### GIVEN INFORMATION
***
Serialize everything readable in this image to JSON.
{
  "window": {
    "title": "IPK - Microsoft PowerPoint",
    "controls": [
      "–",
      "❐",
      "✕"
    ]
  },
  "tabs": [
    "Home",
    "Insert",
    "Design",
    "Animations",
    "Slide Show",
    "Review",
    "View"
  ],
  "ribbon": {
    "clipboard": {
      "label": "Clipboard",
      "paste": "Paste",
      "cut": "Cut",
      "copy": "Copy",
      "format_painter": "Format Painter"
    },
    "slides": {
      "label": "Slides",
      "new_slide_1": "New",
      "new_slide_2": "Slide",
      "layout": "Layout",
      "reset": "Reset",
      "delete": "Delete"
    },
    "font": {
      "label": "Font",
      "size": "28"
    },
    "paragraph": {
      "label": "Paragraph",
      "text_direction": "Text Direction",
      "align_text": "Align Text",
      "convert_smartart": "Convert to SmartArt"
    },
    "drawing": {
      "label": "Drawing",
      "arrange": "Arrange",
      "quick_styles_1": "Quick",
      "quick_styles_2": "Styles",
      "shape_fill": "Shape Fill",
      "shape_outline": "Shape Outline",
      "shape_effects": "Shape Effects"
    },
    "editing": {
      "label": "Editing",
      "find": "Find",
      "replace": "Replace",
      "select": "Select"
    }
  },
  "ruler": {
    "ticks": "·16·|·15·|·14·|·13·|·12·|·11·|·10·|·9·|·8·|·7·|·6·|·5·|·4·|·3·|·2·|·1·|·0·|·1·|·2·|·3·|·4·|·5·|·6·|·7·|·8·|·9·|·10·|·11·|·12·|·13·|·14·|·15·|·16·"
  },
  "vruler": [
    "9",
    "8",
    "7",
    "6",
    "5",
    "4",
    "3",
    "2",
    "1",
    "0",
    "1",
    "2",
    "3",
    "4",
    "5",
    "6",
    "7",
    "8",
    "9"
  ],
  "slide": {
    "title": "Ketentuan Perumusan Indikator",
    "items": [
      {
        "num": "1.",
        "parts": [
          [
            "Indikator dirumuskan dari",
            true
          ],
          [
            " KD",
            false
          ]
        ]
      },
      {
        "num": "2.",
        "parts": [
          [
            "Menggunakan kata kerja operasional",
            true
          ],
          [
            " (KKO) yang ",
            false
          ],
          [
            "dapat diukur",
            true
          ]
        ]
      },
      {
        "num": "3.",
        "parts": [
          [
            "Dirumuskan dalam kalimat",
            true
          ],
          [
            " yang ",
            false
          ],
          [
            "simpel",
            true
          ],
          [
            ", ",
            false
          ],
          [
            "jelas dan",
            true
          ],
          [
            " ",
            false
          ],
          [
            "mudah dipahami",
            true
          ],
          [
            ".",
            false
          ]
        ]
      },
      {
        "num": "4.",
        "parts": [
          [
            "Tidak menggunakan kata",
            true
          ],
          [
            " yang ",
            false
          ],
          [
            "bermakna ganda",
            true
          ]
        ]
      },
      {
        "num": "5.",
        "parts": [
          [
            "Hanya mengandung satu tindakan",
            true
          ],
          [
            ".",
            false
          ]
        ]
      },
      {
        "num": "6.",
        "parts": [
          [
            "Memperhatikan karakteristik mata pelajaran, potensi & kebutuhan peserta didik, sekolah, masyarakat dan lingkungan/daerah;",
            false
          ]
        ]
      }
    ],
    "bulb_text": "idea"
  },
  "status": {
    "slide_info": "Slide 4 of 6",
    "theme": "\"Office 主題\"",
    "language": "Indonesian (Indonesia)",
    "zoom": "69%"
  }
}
***
### REQUEST
In this exercise, repeat all entries exactly.

### RESULT BELOW
Serialize everything readable in this image to JSON.
{
  "window": {
    "title": "IPK - Microsoft PowerPoint",
    "controls": [
      "–",
      "❐",
      "✕"
    ]
  },
  "tabs": [
    "Home",
    "Insert",
    "Design",
    "Animations",
    "Slide Show",
    "Review",
    "View"
  ],
  "ribbon": {
    "clipboard": {
      "label": "Clipboard",
      "paste": "Paste",
      "cut": "Cut",
      "copy": "Copy",
      "format_painter": "Format Painter"
    },
    "slides": {
      "label": "Slides",
      "new_slide_1": "New",
      "new_slide_2": "Slide",
      "layout": "Layout",
      "reset": "Reset",
      "delete": "Delete"
    },
    "font": {
      "label": "Font",
      "size": "28"
    },
    "paragraph": {
      "label": "Paragraph",
      "text_direction": "Text Direction",
      "align_text": "Align Text",
      "convert_smartart": "Convert to SmartArt"
    },
    "drawing": {
      "label": "Drawing",
      "arrange": "Arrange",
      "quick_styles_1": "Quick",
      "quick_styles_2": "Styles",
      "shape_fill": "Shape Fill",
      "shape_outline": "Shape Outline",
      "shape_effects": "Shape Effects"
    },
    "editing": {
      "label": "Editing",
      "find": "Find",
      "replace": "Replace",
      "select": "Select"
    }
  },
  "ruler": {
    "ticks": "·16·|·15·|·14·|·13·|·12·|·11·|·10·|·9·|·8·|·7·|·6·|·5·|·4·|·3·|·2·|·1·|·0·|·1·|·2·|·3·|·4·|·5·|·6·|·7·|·8·|·9·|·10·|·11·|·12·|·13·|·14·|·15·|·16·"
  },
  "vruler": [
    "9",
    "8",
    "7",
    "6",
    "5",
    "4",
    "3",
    "2",
    "1",
    "0",
    "1",
    "2",
    "3",
    "4",
    "5",
    "6",
    "7",
    "8",
    "9"
  ],
  "slide": {
    "title": "Ketentuan Perumusan Indikator",
    "items": [
      {
        "num": "1.",
        "parts": [
          [
            "Indikator dirumuskan dari",
            true
          ],
          [
            " KD",
            false
          ]
        ]
      },
      {
        "num": "2.",
        "parts": [
          [
            "Menggunakan kata kerja operasional",
            true
          ],
          [
            " (KKO) yang ",
            false
          ],
          [
            "dapat diukur",
            true
          ]
        ]
      },
      {
        "num": "3.",
        "parts": [
          [
            "Dirumuskan dalam kalimat",
            true
          ],
          [
            " yang ",
            false
          ],
          [
            "simpel",
            true
          ],
          [
            ", ",
            false
          ],
          [
            "jelas dan",
            true
          ],
          [
            " ",
            false
          ],
          [
            "mudah dipahami",
            true
          ],
          [
            ".",
            false
          ]
        ]
      },
      {
        "num": "4.",
        "parts": [
          [
            "Tidak menggunakan kata",
            true
          ],
          [
            " yang ",
            false
          ],
          [
            "bermakna ganda",
            true
          ]
        ]
      },
      {
        "num": "5.",
        "parts": [
          [
            "Hanya mengandung satu tindakan",
            true
          ],
          [
            ".",
            false
          ]
        ]
      },
      {
        "num": "6.",
        "parts": [
          [
            "Memperhatikan karakteristik mata pelajaran, potensi & kebutuhan peserta didik, sekolah, masyarakat dan lingkungan/daerah;",
            false
          ]
        ]
      }
    ],
    "bulb_text": "idea"
  },
  "status": {
    "slide_info": "Slide 4 of 6",
    "theme": "\"Office 主題\"",
    "language": "Indonesian (Indonesia)",
    "zoom": "69%"
  }
}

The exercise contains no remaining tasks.